┌─ Extracted records
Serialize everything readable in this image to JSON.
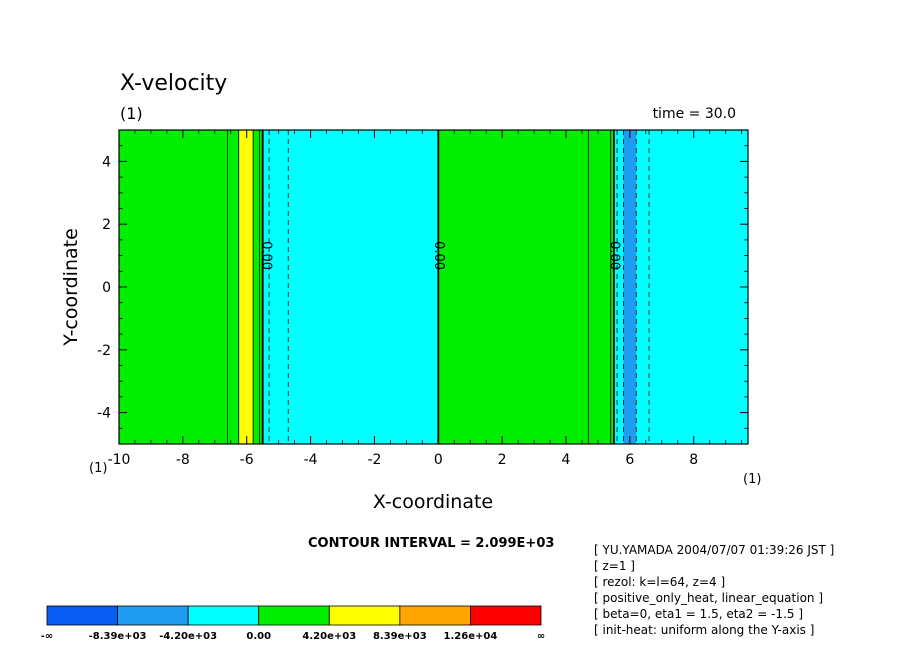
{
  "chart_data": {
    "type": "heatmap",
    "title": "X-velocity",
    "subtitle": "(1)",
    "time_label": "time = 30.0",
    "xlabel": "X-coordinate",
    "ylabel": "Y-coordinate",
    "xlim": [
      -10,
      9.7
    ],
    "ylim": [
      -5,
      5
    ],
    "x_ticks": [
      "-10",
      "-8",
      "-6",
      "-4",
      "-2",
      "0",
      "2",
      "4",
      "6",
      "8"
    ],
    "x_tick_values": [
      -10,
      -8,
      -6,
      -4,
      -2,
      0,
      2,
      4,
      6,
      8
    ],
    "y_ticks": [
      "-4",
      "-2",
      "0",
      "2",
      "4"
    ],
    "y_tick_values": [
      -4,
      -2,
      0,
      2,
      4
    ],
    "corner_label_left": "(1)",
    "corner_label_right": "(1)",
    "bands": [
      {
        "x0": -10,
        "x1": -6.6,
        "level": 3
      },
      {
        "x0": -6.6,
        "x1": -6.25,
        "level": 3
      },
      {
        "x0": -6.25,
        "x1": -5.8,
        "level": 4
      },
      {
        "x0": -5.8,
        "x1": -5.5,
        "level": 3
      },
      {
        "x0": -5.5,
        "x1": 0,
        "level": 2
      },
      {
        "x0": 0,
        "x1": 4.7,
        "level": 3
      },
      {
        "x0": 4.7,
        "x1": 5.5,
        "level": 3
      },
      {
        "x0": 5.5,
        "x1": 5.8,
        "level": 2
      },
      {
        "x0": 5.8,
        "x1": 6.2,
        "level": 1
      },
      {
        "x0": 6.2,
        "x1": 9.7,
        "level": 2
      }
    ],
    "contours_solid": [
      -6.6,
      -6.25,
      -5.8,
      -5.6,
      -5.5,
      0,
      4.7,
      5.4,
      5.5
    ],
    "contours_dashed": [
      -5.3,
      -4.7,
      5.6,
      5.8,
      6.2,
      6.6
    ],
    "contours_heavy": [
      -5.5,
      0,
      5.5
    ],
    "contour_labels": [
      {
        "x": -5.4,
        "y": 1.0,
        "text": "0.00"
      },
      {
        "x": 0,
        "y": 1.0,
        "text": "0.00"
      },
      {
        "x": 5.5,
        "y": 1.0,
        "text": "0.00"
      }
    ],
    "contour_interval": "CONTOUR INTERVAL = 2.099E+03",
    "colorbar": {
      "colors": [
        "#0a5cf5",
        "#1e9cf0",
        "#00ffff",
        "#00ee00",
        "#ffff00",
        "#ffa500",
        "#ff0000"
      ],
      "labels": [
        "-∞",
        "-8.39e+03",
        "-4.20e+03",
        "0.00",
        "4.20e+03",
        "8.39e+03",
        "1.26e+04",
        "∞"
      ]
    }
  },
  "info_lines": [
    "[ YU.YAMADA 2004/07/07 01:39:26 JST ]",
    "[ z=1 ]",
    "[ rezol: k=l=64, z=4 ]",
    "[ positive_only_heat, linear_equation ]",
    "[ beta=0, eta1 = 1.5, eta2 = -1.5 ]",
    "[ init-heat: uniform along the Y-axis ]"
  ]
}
└─
*What needs to be done*. What is the number of lines that hold the string "coordinate"? Reply with that number alone.

*Answer for this exercise*. 2